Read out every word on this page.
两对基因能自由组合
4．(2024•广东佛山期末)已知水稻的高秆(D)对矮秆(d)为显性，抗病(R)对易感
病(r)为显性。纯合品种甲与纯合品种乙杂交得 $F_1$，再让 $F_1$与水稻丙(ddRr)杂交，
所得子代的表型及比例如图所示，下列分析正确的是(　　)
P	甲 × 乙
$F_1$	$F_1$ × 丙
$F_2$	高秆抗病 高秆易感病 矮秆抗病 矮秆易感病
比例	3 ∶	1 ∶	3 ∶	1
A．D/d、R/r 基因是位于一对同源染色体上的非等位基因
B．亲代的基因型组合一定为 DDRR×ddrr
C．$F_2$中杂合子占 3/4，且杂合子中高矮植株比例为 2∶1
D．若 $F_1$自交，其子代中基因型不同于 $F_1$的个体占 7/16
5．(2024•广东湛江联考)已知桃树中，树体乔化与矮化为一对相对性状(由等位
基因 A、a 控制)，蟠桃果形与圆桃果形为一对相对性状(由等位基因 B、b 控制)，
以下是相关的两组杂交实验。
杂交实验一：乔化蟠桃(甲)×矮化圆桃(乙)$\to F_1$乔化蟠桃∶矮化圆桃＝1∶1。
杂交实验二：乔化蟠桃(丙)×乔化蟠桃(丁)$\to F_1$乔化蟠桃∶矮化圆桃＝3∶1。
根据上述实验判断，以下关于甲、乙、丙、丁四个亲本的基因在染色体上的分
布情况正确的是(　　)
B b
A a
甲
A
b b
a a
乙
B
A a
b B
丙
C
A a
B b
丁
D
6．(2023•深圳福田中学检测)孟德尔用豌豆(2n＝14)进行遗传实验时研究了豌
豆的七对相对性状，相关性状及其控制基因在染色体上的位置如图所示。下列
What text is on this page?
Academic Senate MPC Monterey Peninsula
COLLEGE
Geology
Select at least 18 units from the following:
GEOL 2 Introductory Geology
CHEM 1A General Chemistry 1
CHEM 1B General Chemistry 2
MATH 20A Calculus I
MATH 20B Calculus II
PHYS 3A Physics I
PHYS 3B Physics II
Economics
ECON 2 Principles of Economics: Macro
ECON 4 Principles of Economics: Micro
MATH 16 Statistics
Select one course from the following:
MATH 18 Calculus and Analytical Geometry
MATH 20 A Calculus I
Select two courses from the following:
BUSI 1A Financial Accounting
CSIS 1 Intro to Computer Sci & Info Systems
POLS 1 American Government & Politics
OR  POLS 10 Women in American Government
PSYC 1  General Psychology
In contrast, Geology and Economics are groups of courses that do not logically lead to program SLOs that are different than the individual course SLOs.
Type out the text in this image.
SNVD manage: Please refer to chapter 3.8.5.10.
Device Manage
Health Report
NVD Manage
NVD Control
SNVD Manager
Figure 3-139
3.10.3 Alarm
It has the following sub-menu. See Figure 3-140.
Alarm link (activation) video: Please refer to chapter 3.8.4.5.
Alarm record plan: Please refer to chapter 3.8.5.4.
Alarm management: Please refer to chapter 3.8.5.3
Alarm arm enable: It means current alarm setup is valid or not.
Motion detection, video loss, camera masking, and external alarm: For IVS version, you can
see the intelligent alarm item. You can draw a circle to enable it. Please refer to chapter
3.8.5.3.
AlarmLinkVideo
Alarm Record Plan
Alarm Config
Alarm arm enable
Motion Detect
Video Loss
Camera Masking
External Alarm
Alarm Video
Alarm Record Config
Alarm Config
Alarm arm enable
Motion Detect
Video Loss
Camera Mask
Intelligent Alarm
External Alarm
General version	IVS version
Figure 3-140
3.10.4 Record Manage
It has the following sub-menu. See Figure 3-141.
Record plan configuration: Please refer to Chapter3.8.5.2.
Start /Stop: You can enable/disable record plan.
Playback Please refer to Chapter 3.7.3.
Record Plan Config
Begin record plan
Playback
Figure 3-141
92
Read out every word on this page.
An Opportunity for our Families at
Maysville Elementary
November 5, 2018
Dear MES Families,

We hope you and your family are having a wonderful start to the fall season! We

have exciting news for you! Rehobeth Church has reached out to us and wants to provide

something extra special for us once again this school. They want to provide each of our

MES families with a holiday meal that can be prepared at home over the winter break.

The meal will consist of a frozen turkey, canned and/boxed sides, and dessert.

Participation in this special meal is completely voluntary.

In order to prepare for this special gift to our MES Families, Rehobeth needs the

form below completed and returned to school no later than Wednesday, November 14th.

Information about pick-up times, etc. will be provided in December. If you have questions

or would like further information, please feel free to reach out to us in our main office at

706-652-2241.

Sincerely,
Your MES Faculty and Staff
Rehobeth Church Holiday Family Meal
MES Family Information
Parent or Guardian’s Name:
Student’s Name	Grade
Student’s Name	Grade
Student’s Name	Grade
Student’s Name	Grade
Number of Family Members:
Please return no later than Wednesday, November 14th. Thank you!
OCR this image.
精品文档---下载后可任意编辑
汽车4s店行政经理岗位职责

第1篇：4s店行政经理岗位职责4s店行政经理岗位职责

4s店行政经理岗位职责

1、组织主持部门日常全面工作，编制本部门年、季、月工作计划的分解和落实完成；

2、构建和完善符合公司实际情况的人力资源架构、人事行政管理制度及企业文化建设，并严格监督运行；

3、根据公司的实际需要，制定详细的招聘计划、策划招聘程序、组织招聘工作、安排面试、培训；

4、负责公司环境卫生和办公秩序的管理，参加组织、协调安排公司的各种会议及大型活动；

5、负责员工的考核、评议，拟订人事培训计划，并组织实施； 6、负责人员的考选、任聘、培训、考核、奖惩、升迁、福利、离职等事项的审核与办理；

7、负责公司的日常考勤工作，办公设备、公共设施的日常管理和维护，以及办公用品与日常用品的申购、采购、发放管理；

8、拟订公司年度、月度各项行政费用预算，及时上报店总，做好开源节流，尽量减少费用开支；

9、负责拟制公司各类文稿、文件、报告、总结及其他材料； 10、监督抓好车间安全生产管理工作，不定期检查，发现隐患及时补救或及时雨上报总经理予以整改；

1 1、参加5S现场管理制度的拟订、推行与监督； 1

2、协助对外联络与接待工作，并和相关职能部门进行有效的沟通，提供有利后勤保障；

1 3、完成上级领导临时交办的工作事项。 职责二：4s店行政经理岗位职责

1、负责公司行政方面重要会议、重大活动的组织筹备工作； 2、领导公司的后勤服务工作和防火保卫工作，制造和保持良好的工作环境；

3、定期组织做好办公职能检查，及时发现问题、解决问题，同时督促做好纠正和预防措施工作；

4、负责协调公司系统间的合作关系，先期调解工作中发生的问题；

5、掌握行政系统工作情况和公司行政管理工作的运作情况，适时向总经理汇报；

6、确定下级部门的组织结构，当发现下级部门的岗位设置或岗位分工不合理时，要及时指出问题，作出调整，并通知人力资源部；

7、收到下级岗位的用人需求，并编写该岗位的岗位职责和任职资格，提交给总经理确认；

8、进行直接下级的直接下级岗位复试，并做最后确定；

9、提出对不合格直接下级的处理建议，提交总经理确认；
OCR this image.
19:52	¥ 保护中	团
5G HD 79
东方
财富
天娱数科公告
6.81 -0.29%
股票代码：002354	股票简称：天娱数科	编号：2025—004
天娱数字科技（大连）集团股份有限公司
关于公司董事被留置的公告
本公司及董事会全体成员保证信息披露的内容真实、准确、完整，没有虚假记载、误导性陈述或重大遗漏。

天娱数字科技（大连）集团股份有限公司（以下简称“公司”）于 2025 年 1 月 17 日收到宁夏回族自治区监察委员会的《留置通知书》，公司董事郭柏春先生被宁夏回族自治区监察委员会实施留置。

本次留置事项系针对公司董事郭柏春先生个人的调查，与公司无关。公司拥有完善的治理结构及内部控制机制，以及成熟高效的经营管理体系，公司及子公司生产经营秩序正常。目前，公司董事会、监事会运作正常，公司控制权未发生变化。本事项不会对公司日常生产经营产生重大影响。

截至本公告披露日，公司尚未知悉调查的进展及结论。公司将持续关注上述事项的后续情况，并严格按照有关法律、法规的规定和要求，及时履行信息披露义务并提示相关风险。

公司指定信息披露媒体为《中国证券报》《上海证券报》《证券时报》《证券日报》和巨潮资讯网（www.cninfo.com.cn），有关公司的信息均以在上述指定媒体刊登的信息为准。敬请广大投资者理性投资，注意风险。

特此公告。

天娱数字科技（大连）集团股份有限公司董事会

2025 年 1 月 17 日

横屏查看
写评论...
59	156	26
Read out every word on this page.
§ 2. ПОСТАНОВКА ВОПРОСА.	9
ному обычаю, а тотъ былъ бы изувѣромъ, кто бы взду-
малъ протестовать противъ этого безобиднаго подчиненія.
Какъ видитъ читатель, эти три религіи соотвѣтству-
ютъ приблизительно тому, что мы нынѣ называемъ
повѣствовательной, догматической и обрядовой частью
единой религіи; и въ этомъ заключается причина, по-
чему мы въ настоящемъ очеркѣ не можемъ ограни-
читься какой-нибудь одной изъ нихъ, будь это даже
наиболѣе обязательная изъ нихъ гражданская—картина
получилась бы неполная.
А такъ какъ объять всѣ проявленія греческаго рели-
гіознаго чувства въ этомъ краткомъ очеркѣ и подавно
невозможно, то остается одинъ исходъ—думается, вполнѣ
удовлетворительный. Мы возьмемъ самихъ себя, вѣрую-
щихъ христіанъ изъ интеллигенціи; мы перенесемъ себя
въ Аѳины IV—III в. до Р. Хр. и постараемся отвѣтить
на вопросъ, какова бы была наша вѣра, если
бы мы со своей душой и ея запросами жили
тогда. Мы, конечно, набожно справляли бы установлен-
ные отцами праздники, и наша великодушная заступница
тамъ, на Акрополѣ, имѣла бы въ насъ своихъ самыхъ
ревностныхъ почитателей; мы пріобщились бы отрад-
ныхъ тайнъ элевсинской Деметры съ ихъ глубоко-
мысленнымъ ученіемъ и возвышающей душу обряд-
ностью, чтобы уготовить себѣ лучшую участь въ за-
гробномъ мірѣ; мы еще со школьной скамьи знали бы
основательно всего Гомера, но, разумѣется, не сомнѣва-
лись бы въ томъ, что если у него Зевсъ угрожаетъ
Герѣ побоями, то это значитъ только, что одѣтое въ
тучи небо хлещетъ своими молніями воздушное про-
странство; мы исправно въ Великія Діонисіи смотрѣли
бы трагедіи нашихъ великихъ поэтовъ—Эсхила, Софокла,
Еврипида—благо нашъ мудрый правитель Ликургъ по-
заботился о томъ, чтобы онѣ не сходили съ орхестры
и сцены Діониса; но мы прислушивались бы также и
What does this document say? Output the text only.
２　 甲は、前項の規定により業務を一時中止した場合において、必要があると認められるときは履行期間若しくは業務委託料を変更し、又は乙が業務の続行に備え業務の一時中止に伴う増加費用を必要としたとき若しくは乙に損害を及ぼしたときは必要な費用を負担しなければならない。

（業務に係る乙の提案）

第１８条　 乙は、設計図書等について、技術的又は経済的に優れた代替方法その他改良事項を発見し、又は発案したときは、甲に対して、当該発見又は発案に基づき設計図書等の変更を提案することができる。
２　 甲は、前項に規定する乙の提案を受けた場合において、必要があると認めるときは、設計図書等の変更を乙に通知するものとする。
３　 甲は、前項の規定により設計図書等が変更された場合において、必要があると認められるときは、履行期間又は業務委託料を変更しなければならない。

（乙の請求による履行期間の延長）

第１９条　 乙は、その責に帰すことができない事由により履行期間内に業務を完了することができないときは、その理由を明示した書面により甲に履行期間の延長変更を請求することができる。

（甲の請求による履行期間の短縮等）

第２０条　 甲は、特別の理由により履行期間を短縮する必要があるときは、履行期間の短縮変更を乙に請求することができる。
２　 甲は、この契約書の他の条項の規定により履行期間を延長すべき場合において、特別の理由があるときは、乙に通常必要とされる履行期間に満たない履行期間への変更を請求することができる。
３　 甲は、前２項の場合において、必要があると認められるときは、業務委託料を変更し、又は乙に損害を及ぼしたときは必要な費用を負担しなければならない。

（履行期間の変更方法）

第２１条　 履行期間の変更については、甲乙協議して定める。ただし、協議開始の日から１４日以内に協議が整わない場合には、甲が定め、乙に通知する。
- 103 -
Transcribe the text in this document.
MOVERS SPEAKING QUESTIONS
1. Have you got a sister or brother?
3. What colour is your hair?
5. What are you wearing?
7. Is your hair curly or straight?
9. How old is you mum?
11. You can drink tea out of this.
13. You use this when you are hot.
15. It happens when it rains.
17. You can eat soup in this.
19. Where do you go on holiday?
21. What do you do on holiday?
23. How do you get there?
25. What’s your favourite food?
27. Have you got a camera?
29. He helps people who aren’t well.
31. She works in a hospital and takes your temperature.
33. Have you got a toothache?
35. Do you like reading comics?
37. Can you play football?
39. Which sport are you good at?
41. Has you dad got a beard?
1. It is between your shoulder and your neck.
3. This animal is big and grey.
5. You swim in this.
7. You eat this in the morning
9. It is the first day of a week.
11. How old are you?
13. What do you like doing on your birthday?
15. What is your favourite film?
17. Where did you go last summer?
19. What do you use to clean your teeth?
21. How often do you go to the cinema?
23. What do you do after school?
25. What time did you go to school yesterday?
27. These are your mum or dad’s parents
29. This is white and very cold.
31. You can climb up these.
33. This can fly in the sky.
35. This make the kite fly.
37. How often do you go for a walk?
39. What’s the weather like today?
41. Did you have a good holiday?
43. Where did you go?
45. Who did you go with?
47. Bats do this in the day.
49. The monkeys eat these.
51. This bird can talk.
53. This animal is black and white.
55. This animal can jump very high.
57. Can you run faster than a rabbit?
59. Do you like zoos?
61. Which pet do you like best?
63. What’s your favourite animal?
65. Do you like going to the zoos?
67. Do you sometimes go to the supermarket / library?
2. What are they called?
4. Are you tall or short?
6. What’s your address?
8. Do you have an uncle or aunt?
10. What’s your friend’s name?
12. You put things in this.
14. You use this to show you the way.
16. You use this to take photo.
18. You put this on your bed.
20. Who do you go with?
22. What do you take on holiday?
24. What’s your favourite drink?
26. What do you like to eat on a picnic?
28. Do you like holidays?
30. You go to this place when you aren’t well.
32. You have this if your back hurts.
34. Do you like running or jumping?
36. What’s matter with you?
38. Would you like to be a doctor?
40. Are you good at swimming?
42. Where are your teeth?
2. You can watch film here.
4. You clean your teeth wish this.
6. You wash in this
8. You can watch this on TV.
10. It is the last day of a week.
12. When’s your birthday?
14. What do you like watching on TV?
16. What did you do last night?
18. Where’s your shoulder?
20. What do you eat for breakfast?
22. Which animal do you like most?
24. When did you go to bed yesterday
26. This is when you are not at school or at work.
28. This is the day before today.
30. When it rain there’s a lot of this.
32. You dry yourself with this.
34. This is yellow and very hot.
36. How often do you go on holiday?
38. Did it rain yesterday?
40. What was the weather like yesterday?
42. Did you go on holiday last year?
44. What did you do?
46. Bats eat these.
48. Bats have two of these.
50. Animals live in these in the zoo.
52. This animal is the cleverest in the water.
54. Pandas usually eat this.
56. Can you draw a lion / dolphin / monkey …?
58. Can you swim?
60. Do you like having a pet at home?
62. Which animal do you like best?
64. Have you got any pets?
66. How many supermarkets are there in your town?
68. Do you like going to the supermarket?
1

──────

• Exercise description: In the records above, collect each line with "home".

• Exercise solution:
MES families with a holiday meal that can be prepared at home over the winter break.
60. Do you like having a pet at home?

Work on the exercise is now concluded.